● **Dataset excerpts**:
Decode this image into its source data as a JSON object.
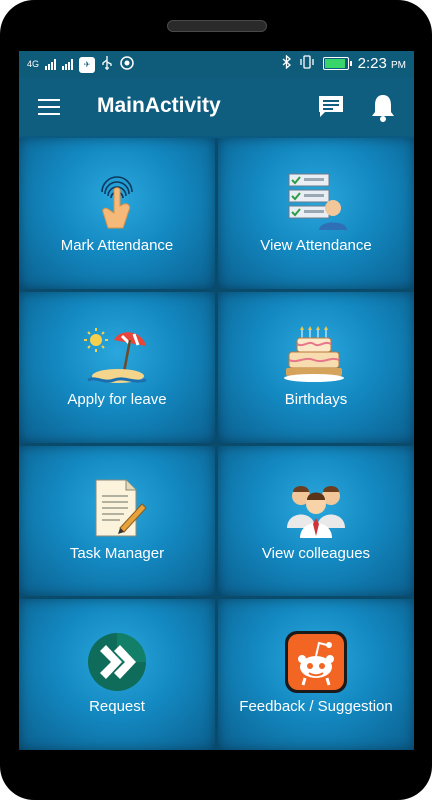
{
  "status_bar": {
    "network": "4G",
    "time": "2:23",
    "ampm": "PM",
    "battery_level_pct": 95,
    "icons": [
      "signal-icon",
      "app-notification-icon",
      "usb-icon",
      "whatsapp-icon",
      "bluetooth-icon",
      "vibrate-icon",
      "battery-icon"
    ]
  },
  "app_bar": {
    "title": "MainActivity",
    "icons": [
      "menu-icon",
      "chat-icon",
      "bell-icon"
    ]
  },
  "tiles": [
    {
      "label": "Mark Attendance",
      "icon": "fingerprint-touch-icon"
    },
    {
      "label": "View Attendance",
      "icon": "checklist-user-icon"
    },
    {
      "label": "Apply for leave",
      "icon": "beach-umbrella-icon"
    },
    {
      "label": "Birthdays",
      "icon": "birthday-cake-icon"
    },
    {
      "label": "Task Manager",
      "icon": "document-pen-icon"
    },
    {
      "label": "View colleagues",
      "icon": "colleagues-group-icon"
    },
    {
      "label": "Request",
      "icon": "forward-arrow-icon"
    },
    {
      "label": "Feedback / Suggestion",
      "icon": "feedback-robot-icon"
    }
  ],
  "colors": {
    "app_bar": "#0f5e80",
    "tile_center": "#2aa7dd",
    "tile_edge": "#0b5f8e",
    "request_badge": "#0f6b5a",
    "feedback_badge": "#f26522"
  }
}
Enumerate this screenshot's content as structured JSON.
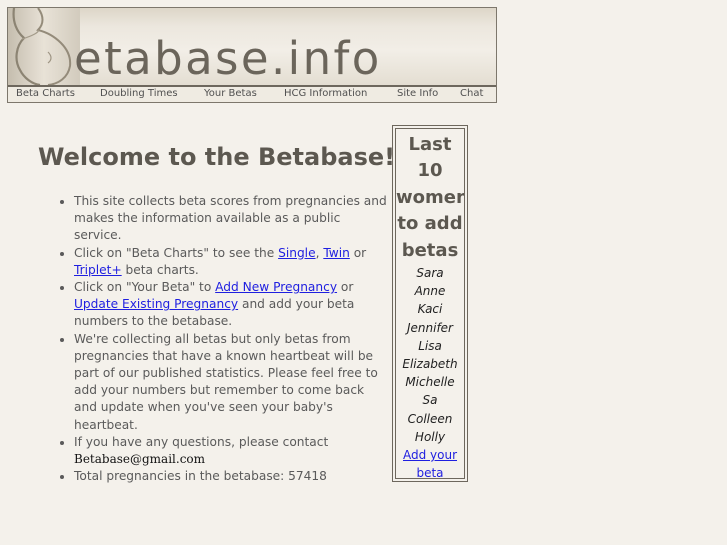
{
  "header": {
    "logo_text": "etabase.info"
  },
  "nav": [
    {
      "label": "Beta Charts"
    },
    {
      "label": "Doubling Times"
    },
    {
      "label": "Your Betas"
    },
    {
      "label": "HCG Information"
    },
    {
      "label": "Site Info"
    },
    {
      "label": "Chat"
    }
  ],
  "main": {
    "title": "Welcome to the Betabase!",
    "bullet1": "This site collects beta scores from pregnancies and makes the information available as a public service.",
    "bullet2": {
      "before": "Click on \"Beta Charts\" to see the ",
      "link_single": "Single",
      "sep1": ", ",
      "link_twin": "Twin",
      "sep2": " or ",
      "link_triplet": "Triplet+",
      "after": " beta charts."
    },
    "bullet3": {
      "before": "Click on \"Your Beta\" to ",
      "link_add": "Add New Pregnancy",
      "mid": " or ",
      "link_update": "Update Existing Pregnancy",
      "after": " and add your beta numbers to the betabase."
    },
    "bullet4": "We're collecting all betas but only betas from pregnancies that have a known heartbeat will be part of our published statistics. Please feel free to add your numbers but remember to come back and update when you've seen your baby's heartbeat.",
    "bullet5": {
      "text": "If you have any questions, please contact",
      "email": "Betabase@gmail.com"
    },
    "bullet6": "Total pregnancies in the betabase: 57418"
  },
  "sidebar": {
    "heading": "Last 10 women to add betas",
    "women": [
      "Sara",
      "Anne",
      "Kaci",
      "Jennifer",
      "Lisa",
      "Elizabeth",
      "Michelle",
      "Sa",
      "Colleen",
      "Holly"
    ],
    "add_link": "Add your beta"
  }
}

● **Instruction**: Filter the records, keeping only lines that contain "Click", and show those lines.

● **Written answer**:
      "before": "Click on \"Beta Charts\" to see the ",
      "before": "Click on \"Your Beta\" to ",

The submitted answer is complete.